[START Provided records]

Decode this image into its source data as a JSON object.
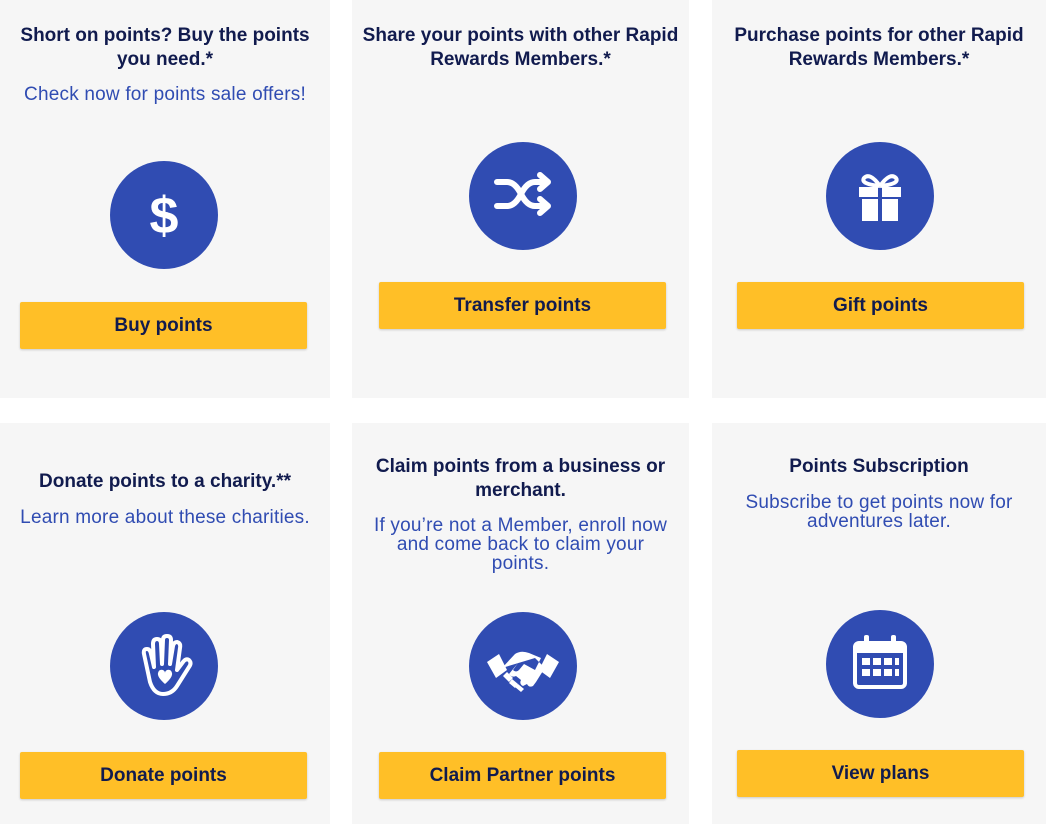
{
  "colors": {
    "card_background": "#f6f6f6",
    "title_text": "#111b4e",
    "description_text": "#304cb2",
    "icon_circle": "#304cb2",
    "button_background": "#ffbf27",
    "button_text": "#111b4e"
  },
  "cards": [
    {
      "title": "Short on points? Buy the points you need.*",
      "description": "Check now for points sale offers!",
      "icon": "dollar-sign-icon",
      "button_label": "Buy points"
    },
    {
      "title": "Share your points with other Rapid Rewards Members.*",
      "description": "",
      "icon": "shuffle-arrows-icon",
      "button_label": "Transfer points"
    },
    {
      "title": "Purchase points for other Rapid Rewards Members.*",
      "description": "",
      "icon": "gift-icon",
      "button_label": "Gift points"
    },
    {
      "title": "Donate points to a charity.**",
      "description": "Learn more about these charities.",
      "icon": "hand-heart-icon",
      "button_label": "Donate points"
    },
    {
      "title": "Claim points from a business or merchant.",
      "description": "If you’re not a Member, enroll now and come back to claim your points.",
      "icon": "handshake-icon",
      "button_label": "Claim Partner points"
    },
    {
      "title": "Points Subscription",
      "description": "Subscribe to get points now for adventures later.",
      "icon": "calendar-icon",
      "button_label": "View plans"
    }
  ]
}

[END Provided records]

#### [The request]
Copy out all lines that carry the word "Rewards".

#### [In response]
      "title": "Share your points with other Rapid Rewards Members.*",
      "title": "Purchase points for other Rapid Rewards Members.*",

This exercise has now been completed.